TASK TO COMPLETE:
Pull out every line from the listing that has the word "JSON".

DATA PROVIDED:
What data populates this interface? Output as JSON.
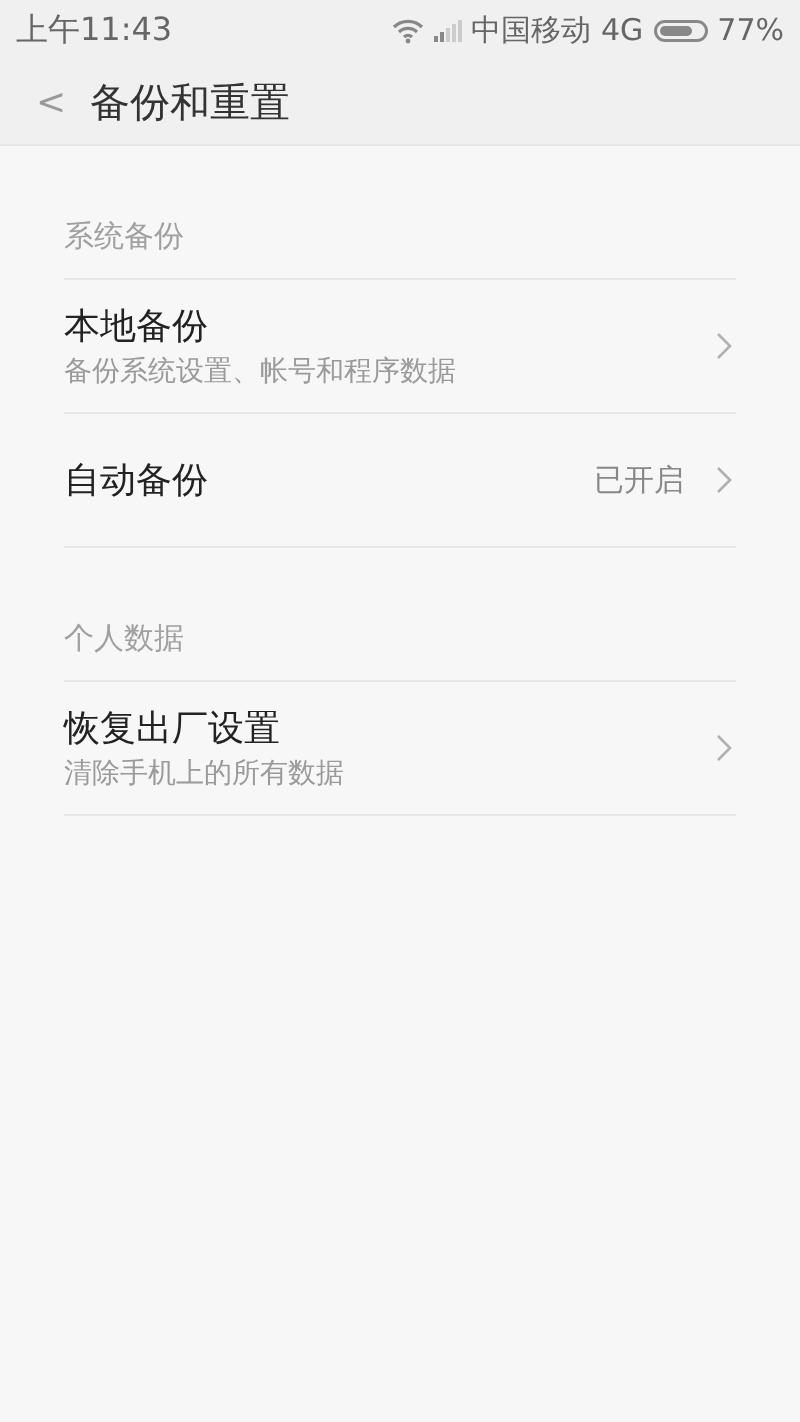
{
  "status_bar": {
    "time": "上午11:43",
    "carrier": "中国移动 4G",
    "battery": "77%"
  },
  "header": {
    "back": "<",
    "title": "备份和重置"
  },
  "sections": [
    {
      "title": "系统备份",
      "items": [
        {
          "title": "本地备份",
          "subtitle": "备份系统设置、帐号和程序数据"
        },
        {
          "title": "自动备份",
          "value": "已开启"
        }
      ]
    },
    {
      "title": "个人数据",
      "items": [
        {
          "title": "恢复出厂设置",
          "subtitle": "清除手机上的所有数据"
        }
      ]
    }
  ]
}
--
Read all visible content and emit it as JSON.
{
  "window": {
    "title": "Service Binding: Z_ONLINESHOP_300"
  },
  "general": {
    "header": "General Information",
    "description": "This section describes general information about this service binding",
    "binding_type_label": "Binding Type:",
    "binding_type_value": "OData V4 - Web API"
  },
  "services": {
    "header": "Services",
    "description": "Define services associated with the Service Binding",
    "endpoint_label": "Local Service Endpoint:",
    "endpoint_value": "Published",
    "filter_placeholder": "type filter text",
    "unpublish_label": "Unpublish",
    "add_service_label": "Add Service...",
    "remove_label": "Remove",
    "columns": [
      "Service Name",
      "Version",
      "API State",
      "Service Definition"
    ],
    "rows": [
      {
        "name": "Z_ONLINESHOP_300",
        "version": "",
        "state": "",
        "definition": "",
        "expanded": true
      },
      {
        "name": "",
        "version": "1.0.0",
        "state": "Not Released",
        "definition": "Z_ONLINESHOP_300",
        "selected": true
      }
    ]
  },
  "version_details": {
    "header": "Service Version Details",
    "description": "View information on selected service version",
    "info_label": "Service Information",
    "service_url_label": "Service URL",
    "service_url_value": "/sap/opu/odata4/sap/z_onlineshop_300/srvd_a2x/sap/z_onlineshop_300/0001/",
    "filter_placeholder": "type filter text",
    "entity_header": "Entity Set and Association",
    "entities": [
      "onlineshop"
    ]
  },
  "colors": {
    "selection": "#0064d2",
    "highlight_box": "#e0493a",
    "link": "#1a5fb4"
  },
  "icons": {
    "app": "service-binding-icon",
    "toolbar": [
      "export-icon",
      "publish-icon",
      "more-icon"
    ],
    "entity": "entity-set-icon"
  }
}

COMPLETE OUTPUT:
What data populates this interface? Output as JSON.
Read all visible content and emit it as JSON.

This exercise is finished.